Give the material again in full, matching it exactly.

** Start Data for this exercise **

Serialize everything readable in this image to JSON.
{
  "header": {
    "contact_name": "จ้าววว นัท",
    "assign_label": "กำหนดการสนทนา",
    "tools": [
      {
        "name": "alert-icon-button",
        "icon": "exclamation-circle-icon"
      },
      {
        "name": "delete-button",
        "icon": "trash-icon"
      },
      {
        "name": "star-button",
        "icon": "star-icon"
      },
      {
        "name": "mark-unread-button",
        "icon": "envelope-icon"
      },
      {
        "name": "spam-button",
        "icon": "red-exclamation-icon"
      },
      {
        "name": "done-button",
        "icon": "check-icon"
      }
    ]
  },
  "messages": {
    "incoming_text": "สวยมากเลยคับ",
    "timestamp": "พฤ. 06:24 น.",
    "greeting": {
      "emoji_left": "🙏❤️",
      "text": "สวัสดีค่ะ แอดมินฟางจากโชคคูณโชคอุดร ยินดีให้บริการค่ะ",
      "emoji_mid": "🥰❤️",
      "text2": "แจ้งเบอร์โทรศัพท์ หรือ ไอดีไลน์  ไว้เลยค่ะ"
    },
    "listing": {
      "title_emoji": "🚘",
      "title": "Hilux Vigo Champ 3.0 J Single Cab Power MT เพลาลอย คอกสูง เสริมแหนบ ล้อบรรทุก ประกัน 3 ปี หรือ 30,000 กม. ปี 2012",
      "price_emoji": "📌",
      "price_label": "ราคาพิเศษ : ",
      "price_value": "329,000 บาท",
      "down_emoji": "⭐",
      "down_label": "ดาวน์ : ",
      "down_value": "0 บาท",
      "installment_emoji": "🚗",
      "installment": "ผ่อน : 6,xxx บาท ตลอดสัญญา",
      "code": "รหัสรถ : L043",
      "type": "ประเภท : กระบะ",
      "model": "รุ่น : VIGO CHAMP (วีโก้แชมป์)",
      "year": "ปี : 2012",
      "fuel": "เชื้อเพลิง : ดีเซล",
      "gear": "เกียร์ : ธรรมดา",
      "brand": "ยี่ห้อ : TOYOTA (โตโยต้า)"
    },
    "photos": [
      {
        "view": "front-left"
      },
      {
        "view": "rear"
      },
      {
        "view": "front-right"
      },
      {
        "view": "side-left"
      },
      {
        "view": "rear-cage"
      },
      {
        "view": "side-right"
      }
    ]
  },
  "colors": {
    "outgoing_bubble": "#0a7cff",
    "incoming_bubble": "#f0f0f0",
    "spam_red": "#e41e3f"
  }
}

** End Data for this exercise **

■ **Written answer**
Serialize everything readable in this image to JSON.
{
  "header": {
    "contact_name": "จ้าววว นัท",
    "assign_label": "กำหนดการสนทนา",
    "tools": [
      {
        "name": "alert-icon-button",
        "icon": "exclamation-circle-icon"
      },
      {
        "name": "delete-button",
        "icon": "trash-icon"
      },
      {
        "name": "star-button",
        "icon": "star-icon"
      },
      {
        "name": "mark-unread-button",
        "icon": "envelope-icon"
      },
      {
        "name": "spam-button",
        "icon": "red-exclamation-icon"
      },
      {
        "name": "done-button",
        "icon": "check-icon"
      }
    ]
  },
  "messages": {
    "incoming_text": "สวยมากเลยคับ",
    "timestamp": "พฤ. 06:24 น.",
    "greeting": {
      "emoji_left": "🙏❤️",
      "text": "สวัสดีค่ะ แอดมินฟางจากโชคคูณโชคอุดร ยินดีให้บริการค่ะ",
      "emoji_mid": "🥰❤️",
      "text2": "แจ้งเบอร์โทรศัพท์ หรือ ไอดีไลน์  ไว้เลยค่ะ"
    },
    "listing": {
      "title_emoji": "🚘",
      "title": "Hilux Vigo Champ 3.0 J Single Cab Power MT เพลาลอย คอกสูง เสริมแหนบ ล้อบรรทุก ประกัน 3 ปี หรือ 30,000 กม. ปี 2012",
      "price_emoji": "📌",
      "price_label": "ราคาพิเศษ : ",
      "price_value": "329,000 บาท",
      "down_emoji": "⭐",
      "down_label": "ดาวน์ : ",
      "down_value": "0 บาท",
      "installment_emoji": "🚗",
      "installment": "ผ่อน : 6,xxx บาท ตลอดสัญญา",
      "code": "รหัสรถ : L043",
      "type": "ประเภท : กระบะ",
      "model": "รุ่น : VIGO CHAMP (วีโก้แชมป์)",
      "year": "ปี : 2012",
      "fuel": "เชื้อเพลิง : ดีเซล",
      "gear": "เกียร์ : ธรรมดา",
      "brand": "ยี่ห้อ : TOYOTA (โตโยต้า)"
    },
    "photos": [
      {
        "view": "front-left"
      },
      {
        "view": "rear"
      },
      {
        "view": "front-right"
      },
      {
        "view": "side-left"
      },
      {
        "view": "rear-cage"
      },
      {
        "view": "side-right"
      }
    ]
  },
  "colors": {
    "outgoing_bubble": "#0a7cff",
    "incoming_bubble": "#f0f0f0",
    "spam_red": "#e41e3f"
  }
}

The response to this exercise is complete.